## GIVEN REQUEST
Write each line out again exactly as written.

## ROWS
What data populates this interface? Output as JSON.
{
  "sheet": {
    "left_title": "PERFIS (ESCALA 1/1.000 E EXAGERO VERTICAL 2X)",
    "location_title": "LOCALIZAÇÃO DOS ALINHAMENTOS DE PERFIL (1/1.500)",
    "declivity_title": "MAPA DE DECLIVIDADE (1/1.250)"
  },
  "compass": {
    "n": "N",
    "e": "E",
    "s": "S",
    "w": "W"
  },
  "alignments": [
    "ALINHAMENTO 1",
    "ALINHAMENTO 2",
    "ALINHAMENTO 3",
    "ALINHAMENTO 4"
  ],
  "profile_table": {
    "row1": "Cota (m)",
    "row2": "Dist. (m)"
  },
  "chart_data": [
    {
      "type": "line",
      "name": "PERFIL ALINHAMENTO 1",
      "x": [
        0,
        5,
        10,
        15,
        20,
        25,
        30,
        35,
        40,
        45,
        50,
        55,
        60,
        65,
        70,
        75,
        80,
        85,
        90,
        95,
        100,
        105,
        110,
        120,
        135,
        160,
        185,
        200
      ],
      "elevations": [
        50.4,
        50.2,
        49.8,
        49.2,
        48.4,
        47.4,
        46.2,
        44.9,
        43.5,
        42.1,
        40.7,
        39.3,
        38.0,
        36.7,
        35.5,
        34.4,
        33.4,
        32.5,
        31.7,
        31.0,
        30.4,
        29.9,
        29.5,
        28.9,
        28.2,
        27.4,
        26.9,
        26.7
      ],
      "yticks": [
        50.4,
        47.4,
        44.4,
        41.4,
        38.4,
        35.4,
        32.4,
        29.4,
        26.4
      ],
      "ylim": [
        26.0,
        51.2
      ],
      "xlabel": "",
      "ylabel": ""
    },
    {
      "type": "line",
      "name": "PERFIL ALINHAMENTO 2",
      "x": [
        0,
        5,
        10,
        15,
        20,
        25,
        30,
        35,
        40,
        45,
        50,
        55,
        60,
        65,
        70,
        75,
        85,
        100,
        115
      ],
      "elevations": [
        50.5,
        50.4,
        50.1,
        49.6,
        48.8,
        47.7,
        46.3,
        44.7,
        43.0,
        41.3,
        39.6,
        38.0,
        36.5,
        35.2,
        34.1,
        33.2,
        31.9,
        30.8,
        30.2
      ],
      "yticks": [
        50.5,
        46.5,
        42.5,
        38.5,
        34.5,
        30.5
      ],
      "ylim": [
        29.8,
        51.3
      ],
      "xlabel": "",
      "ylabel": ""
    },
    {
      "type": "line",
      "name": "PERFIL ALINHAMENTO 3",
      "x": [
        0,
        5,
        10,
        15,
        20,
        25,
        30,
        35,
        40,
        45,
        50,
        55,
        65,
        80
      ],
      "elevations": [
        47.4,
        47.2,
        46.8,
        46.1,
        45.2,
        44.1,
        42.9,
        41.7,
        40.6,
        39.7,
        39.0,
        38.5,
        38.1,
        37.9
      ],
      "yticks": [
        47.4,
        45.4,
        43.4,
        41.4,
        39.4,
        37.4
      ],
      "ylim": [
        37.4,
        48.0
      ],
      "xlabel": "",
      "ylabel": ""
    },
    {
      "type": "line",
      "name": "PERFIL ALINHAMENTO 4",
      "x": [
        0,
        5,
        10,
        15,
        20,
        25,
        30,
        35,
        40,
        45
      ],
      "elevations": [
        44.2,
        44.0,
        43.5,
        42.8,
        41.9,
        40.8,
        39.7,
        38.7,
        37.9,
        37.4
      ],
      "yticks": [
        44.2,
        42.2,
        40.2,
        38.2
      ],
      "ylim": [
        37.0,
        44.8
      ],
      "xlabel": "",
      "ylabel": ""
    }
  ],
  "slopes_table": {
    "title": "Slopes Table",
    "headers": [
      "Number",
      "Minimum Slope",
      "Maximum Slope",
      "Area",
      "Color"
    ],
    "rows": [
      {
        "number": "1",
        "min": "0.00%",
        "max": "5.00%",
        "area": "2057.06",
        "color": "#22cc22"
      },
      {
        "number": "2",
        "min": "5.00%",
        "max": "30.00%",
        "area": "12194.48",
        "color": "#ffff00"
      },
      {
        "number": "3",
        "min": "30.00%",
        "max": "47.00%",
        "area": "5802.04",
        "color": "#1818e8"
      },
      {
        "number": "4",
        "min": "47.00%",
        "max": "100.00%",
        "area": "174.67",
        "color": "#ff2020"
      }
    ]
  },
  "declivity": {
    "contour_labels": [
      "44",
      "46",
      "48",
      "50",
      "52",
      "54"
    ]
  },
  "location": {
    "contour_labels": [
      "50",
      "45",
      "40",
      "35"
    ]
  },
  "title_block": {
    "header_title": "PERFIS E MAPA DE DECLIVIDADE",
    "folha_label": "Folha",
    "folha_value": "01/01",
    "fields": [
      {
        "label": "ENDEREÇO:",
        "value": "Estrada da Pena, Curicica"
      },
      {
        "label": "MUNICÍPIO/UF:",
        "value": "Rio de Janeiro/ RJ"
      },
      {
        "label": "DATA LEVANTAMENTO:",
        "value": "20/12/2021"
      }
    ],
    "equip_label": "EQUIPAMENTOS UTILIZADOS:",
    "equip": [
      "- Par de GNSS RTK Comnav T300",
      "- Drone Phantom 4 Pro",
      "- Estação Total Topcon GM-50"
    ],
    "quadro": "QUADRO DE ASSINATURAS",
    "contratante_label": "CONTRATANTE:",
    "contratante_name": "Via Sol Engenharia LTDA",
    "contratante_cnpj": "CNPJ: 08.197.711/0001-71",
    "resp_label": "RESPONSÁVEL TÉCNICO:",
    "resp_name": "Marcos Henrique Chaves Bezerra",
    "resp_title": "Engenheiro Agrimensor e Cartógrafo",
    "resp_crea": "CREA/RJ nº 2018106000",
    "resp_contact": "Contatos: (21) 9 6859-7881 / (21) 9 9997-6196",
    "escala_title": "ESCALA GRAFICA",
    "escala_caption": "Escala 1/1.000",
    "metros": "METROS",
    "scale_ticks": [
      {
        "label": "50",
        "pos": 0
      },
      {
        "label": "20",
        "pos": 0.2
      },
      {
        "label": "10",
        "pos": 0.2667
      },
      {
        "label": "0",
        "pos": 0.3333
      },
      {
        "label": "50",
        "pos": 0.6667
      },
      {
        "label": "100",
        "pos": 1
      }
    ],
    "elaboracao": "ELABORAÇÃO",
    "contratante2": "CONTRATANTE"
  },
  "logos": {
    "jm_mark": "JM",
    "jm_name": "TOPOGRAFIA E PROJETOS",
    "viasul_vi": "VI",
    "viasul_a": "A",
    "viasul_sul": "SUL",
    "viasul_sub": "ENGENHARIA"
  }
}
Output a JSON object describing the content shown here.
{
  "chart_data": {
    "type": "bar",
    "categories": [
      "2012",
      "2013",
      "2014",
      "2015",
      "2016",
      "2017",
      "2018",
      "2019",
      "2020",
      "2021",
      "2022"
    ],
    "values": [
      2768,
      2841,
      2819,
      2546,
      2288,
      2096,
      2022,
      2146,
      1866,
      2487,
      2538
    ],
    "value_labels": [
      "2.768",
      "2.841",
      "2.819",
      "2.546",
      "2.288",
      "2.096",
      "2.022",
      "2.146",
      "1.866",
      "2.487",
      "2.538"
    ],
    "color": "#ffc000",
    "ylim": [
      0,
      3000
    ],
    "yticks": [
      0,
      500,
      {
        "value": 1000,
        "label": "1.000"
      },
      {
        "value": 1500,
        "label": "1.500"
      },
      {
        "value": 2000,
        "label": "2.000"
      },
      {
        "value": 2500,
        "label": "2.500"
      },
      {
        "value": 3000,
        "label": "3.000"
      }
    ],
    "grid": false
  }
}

## TASK SOLUTION
What data populates this interface? Output as JSON.
{
  "sheet": {
    "left_title": "PERFIS (ESCALA 1/1.000 E EXAGERO VERTICAL 2X)",
    "location_title": "LOCALIZAÇÃO DOS ALINHAMENTOS DE PERFIL (1/1.500)",
    "declivity_title": "MAPA DE DECLIVIDADE (1/1.250)"
  },
  "compass": {
    "n": "N",
    "e": "E",
    "s": "S",
    "w": "W"
  },
  "alignments": [
    "ALINHAMENTO 1",
    "ALINHAMENTO 2",
    "ALINHAMENTO 3",
    "ALINHAMENTO 4"
  ],
  "profile_table": {
    "row1": "Cota (m)",
    "row2": "Dist. (m)"
  },
  "chart_data": [
    {
      "type": "line",
      "name": "PERFIL ALINHAMENTO 1",
      "x": [
        0,
        5,
        10,
        15,
        20,
        25,
        30,
        35,
        40,
        45,
        50,
        55,
        60,
        65,
        70,
        75,
        80,
        85,
        90,
        95,
        100,
        105,
        110,
        120,
        135,
        160,
        185,
        200
      ],
      "elevations": [
        50.4,
        50.2,
        49.8,
        49.2,
        48.4,
        47.4,
        46.2,
        44.9,
        43.5,
        42.1,
        40.7,
        39.3,
        38.0,
        36.7,
        35.5,
        34.4,
        33.4,
        32.5,
        31.7,
        31.0,
        30.4,
        29.9,
        29.5,
        28.9,
        28.2,
        27.4,
        26.9,
        26.7
      ],
      "yticks": [
        50.4,
        47.4,
        44.4,
        41.4,
        38.4,
        35.4,
        32.4,
        29.4,
        26.4
      ],
      "ylim": [
        26.0,
        51.2
      ],
      "xlabel": "",
      "ylabel": ""
    },
    {
      "type": "line",
      "name": "PERFIL ALINHAMENTO 2",
      "x": [
        0,
        5,
        10,
        15,
        20,
        25,
        30,
        35,
        40,
        45,
        50,
        55,
        60,
        65,
        70,
        75,
        85,
        100,
        115
      ],
      "elevations": [
        50.5,
        50.4,
        50.1,
        49.6,
        48.8,
        47.7,
        46.3,
        44.7,
        43.0,
        41.3,
        39.6,
        38.0,
        36.5,
        35.2,
        34.1,
        33.2,
        31.9,
        30.8,
        30.2
      ],
      "yticks": [
        50.5,
        46.5,
        42.5,
        38.5,
        34.5,
        30.5
      ],
      "ylim": [
        29.8,
        51.3
      ],
      "xlabel": "",
      "ylabel": ""
    },
    {
      "type": "line",
      "name": "PERFIL ALINHAMENTO 3",
      "x": [
        0,
        5,
        10,
        15,
        20,
        25,
        30,
        35,
        40,
        45,
        50,
        55,
        65,
        80
      ],
      "elevations": [
        47.4,
        47.2,
        46.8,
        46.1,
        45.2,
        44.1,
        42.9,
        41.7,
        40.6,
        39.7,
        39.0,
        38.5,
        38.1,
        37.9
      ],
      "yticks": [
        47.4,
        45.4,
        43.4,
        41.4,
        39.4,
        37.4
      ],
      "ylim": [
        37.4,
        48.0
      ],
      "xlabel": "",
      "ylabel": ""
    },
    {
      "type": "line",
      "name": "PERFIL ALINHAMENTO 4",
      "x": [
        0,
        5,
        10,
        15,
        20,
        25,
        30,
        35,
        40,
        45
      ],
      "elevations": [
        44.2,
        44.0,
        43.5,
        42.8,
        41.9,
        40.8,
        39.7,
        38.7,
        37.9,
        37.4
      ],
      "yticks": [
        44.2,
        42.2,
        40.2,
        38.2
      ],
      "ylim": [
        37.0,
        44.8
      ],
      "xlabel": "",
      "ylabel": ""
    }
  ],
  "slopes_table": {
    "title": "Slopes Table",
    "headers": [
      "Number",
      "Minimum Slope",
      "Maximum Slope",
      "Area",
      "Color"
    ],
    "rows": [
      {
        "number": "1",
        "min": "0.00%",
        "max": "5.00%",
        "area": "2057.06",
        "color": "#22cc22"
      },
      {
        "number": "2",
        "min": "5.00%",
        "max": "30.00%",
        "area": "12194.48",
        "color": "#ffff00"
      },
      {
        "number": "3",
        "min": "30.00%",
        "max": "47.00%",
        "area": "5802.04",
        "color": "#1818e8"
      },
      {
        "number": "4",
        "min": "47.00%",
        "max": "100.00%",
        "area": "174.67",
        "color": "#ff2020"
      }
    ]
  },
  "declivity": {
    "contour_labels": [
      "44",
      "46",
      "48",
      "50",
      "52",
      "54"
    ]
  },
  "location": {
    "contour_labels": [
      "50",
      "45",
      "40",
      "35"
    ]
  },
  "title_block": {
    "header_title": "PERFIS E MAPA DE DECLIVIDADE",
    "folha_label": "Folha",
    "folha_value": "01/01",
    "fields": [
      {
        "label": "ENDEREÇO:",
        "value": "Estrada da Pena, Curicica"
      },
      {
        "label": "MUNICÍPIO/UF:",
        "value": "Rio de Janeiro/ RJ"
      },
      {
        "label": "DATA LEVANTAMENTO:",
        "value": "20/12/2021"
      }
    ],
    "equip_label": "EQUIPAMENTOS UTILIZADOS:",
    "equip": [
      "- Par de GNSS RTK Comnav T300",
      "- Drone Phantom 4 Pro",
      "- Estação Total Topcon GM-50"
    ],
    "quadro": "QUADRO DE ASSINATURAS",
    "contratante_label": "CONTRATANTE:",
    "contratante_name": "Via Sol Engenharia LTDA",
    "contratante_cnpj": "CNPJ: 08.197.711/0001-71",
    "resp_label": "RESPONSÁVEL TÉCNICO:",
    "resp_name": "Marcos Henrique Chaves Bezerra",
    "resp_title": "Engenheiro Agrimensor e Cartógrafo",
    "resp_crea": "CREA/RJ nº 2018106000",
    "resp_contact": "Contatos: (21) 9 6859-7881 / (21) 9 9997-6196",
    "escala_title": "ESCALA GRAFICA",
    "escala_caption": "Escala 1/1.000",
    "metros": "METROS",
    "scale_ticks": [
      {
        "label": "50",
        "pos": 0
      },
      {
        "label": "20",
        "pos": 0.2
      },
      {
        "label": "10",
        "pos": 0.2667
      },
      {
        "label": "0",
        "pos": 0.3333
      },
      {
        "label": "50",
        "pos": 0.6667
      },
      {
        "label": "100",
        "pos": 1
      }
    ],
    "elaboracao": "ELABORAÇÃO",
    "contratante2": "CONTRATANTE"
  },
  "logos": {
    "jm_mark": "JM",
    "jm_name": "TOPOGRAFIA E PROJETOS",
    "viasul_vi": "VI",
    "viasul_a": "A",
    "viasul_sul": "SUL",
    "viasul_sub": "ENGENHARIA"
  }
}
Output a JSON object describing the content shown here.
{
  "chart_data": {
    "type": "bar",
    "categories": [
      "2012",
      "2013",
      "2014",
      "2015",
      "2016",
      "2017",
      "2018",
      "2019",
      "2020",
      "2021",
      "2022"
    ],
    "values": [
      2768,
      2841,
      2819,
      2546,
      2288,
      2096,
      2022,
      2146,
      1866,
      2487,
      2538
    ],
    "value_labels": [
      "2.768",
      "2.841",
      "2.819",
      "2.546",
      "2.288",
      "2.096",
      "2.022",
      "2.146",
      "1.866",
      "2.487",
      "2.538"
    ],
    "color": "#ffc000",
    "ylim": [
      0,
      3000
    ],
    "yticks": [
      0,
      500,
      {
        "value": 1000,
        "label": "1.000"
      },
      {
        "value": 1500,
        "label": "1.500"
      },
      {
        "value": 2000,
        "label": "2.000"
      },
      {
        "value": 2500,
        "label": "2.500"
      },
      {
        "value": 3000,
        "label": "3.000"
      }
    ],
    "grid": false
  }
}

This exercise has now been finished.